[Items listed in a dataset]
####################
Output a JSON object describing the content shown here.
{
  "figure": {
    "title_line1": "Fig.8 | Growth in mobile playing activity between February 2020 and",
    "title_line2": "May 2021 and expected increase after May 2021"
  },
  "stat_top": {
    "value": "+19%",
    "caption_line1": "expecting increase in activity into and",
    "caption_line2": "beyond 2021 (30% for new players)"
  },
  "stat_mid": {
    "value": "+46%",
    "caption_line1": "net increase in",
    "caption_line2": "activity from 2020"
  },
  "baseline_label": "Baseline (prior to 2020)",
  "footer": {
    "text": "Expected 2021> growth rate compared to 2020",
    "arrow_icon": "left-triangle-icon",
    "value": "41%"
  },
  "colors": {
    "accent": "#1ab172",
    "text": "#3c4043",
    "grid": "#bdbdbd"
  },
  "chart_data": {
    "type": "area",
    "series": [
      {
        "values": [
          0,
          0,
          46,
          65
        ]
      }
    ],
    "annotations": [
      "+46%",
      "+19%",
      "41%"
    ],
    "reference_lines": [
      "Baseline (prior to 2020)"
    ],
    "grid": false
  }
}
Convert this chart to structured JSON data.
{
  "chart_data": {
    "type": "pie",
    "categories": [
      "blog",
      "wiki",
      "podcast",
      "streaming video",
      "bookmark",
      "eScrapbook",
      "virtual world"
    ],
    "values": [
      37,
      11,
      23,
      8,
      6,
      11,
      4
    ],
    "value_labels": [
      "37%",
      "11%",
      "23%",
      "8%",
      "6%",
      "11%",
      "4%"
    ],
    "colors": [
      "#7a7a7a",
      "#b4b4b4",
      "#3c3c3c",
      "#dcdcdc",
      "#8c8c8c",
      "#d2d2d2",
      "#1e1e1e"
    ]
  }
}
####################
• TASK INSTRUCTIONS: Using the data above, print every record exactly as shown.

• RESULT OF THE EXERCISE:
Output a JSON object describing the content shown here.
{
  "figure": {
    "title_line1": "Fig.8 | Growth in mobile playing activity between February 2020 and",
    "title_line2": "May 2021 and expected increase after May 2021"
  },
  "stat_top": {
    "value": "+19%",
    "caption_line1": "expecting increase in activity into and",
    "caption_line2": "beyond 2021 (30% for new players)"
  },
  "stat_mid": {
    "value": "+46%",
    "caption_line1": "net increase in",
    "caption_line2": "activity from 2020"
  },
  "baseline_label": "Baseline (prior to 2020)",
  "footer": {
    "text": "Expected 2021> growth rate compared to 2020",
    "arrow_icon": "left-triangle-icon",
    "value": "41%"
  },
  "colors": {
    "accent": "#1ab172",
    "text": "#3c4043",
    "grid": "#bdbdbd"
  },
  "chart_data": {
    "type": "area",
    "series": [
      {
        "values": [
          0,
          0,
          46,
          65
        ]
      }
    ],
    "annotations": [
      "+46%",
      "+19%",
      "41%"
    ],
    "reference_lines": [
      "Baseline (prior to 2020)"
    ],
    "grid": false
  }
}
Convert this chart to structured JSON data.
{
  "chart_data": {
    "type": "pie",
    "categories": [
      "blog",
      "wiki",
      "podcast",
      "streaming video",
      "bookmark",
      "eScrapbook",
      "virtual world"
    ],
    "values": [
      37,
      11,
      23,
      8,
      6,
      11,
      4
    ],
    "value_labels": [
      "37%",
      "11%",
      "23%",
      "8%",
      "6%",
      "11%",
      "4%"
    ],
    "colors": [
      "#7a7a7a",
      "#b4b4b4",
      "#3c3c3c",
      "#dcdcdc",
      "#8c8c8c",
      "#d2d2d2",
      "#1e1e1e"
    ]
  }
}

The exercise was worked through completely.